WHAT THIS TASK INVOLVES >> Count up the lines in the following listing that hold the word "三基工程", then give only that count.

--------

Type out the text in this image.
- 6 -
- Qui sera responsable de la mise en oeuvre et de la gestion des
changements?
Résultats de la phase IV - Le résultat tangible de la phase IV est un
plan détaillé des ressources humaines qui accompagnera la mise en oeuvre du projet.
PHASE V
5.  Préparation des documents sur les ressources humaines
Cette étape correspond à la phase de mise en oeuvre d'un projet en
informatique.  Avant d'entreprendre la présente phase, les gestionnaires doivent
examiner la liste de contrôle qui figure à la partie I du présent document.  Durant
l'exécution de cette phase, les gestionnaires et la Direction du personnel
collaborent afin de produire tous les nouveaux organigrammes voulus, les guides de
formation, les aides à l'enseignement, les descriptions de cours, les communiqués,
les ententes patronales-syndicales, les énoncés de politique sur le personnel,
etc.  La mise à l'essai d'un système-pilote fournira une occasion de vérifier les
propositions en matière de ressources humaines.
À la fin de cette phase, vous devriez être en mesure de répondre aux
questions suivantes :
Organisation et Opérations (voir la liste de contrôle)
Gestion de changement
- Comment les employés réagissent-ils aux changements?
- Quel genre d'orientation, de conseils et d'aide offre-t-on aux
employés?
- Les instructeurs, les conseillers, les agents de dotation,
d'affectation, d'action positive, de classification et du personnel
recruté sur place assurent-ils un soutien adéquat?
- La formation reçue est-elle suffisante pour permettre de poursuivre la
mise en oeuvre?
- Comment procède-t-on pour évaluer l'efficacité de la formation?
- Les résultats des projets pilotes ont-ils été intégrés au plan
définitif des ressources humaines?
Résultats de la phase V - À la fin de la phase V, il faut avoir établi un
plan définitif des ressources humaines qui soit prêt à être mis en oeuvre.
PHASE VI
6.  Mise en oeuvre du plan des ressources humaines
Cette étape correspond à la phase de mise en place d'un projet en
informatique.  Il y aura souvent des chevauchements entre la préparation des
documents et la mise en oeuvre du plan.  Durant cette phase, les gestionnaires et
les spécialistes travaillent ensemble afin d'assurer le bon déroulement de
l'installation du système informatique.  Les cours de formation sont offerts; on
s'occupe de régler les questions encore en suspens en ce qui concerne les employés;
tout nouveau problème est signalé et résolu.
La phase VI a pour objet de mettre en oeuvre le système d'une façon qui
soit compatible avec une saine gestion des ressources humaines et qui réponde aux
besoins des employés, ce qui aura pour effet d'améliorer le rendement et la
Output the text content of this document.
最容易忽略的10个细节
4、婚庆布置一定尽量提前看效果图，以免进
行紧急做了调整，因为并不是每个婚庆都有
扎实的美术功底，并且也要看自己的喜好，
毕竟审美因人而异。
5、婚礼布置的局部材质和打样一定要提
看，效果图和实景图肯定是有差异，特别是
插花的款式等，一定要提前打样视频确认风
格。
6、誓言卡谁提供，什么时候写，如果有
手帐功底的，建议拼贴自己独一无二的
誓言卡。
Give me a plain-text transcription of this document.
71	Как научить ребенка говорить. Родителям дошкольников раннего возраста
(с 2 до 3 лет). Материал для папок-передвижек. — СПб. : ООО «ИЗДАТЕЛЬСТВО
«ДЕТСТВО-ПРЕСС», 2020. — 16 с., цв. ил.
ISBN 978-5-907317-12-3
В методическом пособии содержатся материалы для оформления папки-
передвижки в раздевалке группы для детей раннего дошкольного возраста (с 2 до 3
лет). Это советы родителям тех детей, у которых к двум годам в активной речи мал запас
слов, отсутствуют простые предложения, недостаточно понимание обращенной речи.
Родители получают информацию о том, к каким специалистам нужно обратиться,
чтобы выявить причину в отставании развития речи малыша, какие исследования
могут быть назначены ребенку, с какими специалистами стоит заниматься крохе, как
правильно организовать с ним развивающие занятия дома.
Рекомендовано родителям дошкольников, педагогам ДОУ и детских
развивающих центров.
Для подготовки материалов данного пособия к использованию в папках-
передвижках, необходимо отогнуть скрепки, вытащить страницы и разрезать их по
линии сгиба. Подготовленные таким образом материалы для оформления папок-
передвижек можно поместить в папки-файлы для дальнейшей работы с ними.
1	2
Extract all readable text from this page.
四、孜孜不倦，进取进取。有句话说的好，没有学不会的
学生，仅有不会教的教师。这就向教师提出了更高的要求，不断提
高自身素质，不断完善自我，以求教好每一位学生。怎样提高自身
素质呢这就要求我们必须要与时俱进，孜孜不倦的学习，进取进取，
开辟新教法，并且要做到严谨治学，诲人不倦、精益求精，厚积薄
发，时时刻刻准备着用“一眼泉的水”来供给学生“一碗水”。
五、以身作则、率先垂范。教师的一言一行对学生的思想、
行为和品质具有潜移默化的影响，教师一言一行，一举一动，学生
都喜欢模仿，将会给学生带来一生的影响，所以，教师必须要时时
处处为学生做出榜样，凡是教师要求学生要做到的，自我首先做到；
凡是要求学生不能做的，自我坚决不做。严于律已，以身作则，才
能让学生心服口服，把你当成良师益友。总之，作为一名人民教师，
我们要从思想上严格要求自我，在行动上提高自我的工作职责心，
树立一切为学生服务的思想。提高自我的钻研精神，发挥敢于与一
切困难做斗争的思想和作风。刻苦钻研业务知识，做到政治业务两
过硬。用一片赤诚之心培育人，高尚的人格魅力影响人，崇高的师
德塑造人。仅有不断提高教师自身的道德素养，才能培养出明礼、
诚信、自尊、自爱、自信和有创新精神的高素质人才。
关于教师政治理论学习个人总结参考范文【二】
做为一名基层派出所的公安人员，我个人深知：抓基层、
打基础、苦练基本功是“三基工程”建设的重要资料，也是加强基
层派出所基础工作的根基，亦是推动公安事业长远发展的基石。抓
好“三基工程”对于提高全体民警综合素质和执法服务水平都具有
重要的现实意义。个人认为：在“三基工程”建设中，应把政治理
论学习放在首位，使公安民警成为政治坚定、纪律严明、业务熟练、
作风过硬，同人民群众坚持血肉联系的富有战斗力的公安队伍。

--------

FULL OUTPUT >> 3